#### [Excerpt provided]
_ _ _

The initial shock, if fast enough, will compress the air and trigger more explosions to create a powerful and continuous push forward, the researchers said.
The team expects the engine to achieve at least a 20 per cent higher fuel efficiency than modern jet engines, because its extremely fast detonations can convert more chemical energy into kinetic force.
The engine will be designed for a range of conditions, from airport take-off to hypersonic cruising at near-space altitudes, making it more efficient than scramjets and other traditional hypersonic engines which do not kick in until they are already at very high speeds, the researchers said.
Weng and his team said the idea of using coal powder as an engine fuel was inspired by mine explosions, which can quickly unleash an enormous destructive force.
But starting an explosion in a controlled manner is difficult. “Ignition remains a major challenge,” Weng wrote. Enter ethylene.
The Chinese researchers said the sweet-smelling chemical, which also serves as a hormone to stimulate plant growth, makes the ignition of a coal-powered detonation engine much easier.
Ethylene ignites more easily than the coal particles – which often do not burn quickly enough to achieve an explosion – and works closely with the coal powder to set off a chain of detonations.
In ground experiments, Weng’s team tested the coal-ethylene fuel mix against the challenging conditions that could arise during a flight – such as a lower-than-normal electric charge, and a surplus or shortage of oxygen.
According to their reported results, the researchers found the engine able to start in almost every circumstance and produce extremely fast shock waves.

_ _ _

#### [Material shown]
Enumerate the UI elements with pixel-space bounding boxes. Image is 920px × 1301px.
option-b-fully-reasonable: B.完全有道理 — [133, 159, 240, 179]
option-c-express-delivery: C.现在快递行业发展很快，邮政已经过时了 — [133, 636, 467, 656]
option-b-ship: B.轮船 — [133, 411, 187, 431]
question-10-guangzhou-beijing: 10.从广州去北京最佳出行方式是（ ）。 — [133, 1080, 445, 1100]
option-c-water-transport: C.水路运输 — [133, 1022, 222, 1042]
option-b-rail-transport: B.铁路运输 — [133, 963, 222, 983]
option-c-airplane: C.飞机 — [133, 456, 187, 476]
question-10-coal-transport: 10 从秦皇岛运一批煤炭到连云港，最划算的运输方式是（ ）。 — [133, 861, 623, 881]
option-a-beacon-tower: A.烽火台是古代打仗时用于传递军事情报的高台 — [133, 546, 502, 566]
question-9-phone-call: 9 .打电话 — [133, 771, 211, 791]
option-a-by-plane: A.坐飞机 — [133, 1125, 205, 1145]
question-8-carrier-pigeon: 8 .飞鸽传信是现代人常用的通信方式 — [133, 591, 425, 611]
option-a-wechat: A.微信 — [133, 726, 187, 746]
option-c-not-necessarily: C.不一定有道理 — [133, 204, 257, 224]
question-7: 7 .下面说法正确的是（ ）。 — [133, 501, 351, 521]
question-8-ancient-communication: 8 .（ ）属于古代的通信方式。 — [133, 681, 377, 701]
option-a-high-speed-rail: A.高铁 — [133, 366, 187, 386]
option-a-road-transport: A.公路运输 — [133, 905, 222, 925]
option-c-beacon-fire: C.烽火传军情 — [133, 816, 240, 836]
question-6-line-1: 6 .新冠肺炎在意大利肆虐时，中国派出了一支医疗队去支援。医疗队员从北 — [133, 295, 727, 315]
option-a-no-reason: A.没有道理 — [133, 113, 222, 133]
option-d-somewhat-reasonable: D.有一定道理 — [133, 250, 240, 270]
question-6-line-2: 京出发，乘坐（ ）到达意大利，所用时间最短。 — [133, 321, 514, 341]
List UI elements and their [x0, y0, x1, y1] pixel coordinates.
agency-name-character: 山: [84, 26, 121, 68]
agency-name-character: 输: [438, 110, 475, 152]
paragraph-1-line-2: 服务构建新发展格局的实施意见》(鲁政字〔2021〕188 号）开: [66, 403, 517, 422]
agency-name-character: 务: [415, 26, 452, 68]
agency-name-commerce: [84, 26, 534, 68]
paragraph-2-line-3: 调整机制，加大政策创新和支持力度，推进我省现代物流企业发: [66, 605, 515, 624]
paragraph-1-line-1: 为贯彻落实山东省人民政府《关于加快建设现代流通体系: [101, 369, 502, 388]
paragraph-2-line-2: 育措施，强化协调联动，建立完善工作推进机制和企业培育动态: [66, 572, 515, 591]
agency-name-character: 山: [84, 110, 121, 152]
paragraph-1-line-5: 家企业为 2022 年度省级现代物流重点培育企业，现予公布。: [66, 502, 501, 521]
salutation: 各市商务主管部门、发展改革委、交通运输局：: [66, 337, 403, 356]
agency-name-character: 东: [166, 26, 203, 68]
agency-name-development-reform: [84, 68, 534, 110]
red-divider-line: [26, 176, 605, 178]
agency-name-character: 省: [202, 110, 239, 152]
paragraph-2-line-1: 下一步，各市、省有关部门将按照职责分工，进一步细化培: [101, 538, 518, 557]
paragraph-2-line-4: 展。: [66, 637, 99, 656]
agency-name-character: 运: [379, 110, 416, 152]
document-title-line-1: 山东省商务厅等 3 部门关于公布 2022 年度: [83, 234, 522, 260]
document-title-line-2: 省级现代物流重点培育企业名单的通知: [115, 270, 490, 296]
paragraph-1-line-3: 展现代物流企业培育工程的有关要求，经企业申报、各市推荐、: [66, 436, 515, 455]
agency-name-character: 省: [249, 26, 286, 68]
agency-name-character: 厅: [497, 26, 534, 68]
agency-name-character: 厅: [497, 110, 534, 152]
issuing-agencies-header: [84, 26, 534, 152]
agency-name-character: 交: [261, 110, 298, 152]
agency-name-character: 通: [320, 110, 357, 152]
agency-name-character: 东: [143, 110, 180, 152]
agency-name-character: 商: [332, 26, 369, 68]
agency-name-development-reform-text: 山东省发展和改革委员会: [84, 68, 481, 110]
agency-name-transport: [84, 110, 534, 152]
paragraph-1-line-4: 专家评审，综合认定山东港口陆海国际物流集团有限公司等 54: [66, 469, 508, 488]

_ _ _

#### [Written tasks]
(a) Print the part of the coal-engine passage that begins at the words "The engine will" and stops after the words "wrote. Enter ethylene.".
(b) Carry on the passage about the coal-fueled detonation engine from where it stops.
The data comes from a different source than the passage about the coal-powered engine.

#### [The results]
(a)
The engine will be designed for a range of conditions, from airport take-off to hypersonic cruising at near-space altitudes, making it more efficient than scramjets and other traditional hypersonic engines which do not kick in until they are already at very high speeds, the researchers said.
Weng and his team said the idea of using coal powder as an engine fuel was inspired by mine explosions, which can quickly unleash an enormous destructive force.
But starting an explosion in a controlled manner is difficult. “Ignition remains a major challenge,” Weng wrote. Enter ethylene.

(b)
The use of coal to power hypersonic flight was first proposed about 10 years ago by researchers with the Russian Academy of Sciences, who also proved it was possible to generate shocks with a mix of coal powder and hydrogen.
Further studies by research teams in the US came up with some physical models to explain the complex mechanism. And more recently many other countries, including India, have launched research programmes to take the technology from laboratory to life.
A mix of hydrogen and carbon-based liquid fuel has been considered the main candidate for hypersonic travel, but its problems include the very low temperatures needed to store liquid hydrogen, while most liquid carbon fuels produce insufficient thrust for high-speed flight.
In China, which has some of the world’s largest and most efficient coal-fired power plans, the government has made huge investments in scientific research relating to coal mining and combustion.
In a separate paper published in May this year, Weng’s team reported on the construction and testing of a prototype detonation engine capable of using either hydrogen or coal powder as fuel.
The prototype was the world’s first complete system with an automatic coal-feeding mechanism, according to the paper which appeared in international peer-reviewed journal Applied Thermal Engineering.
The researchers found that adding coal to the detonation chamber caused the engine to emit a large amount of black smoke – similar to a steam locomotive – before starting, when it thrust out a bright, orange flame.
Other sources of energy to power a future hypersonic travel industry are being investigated by researchers in a number of countries, including China.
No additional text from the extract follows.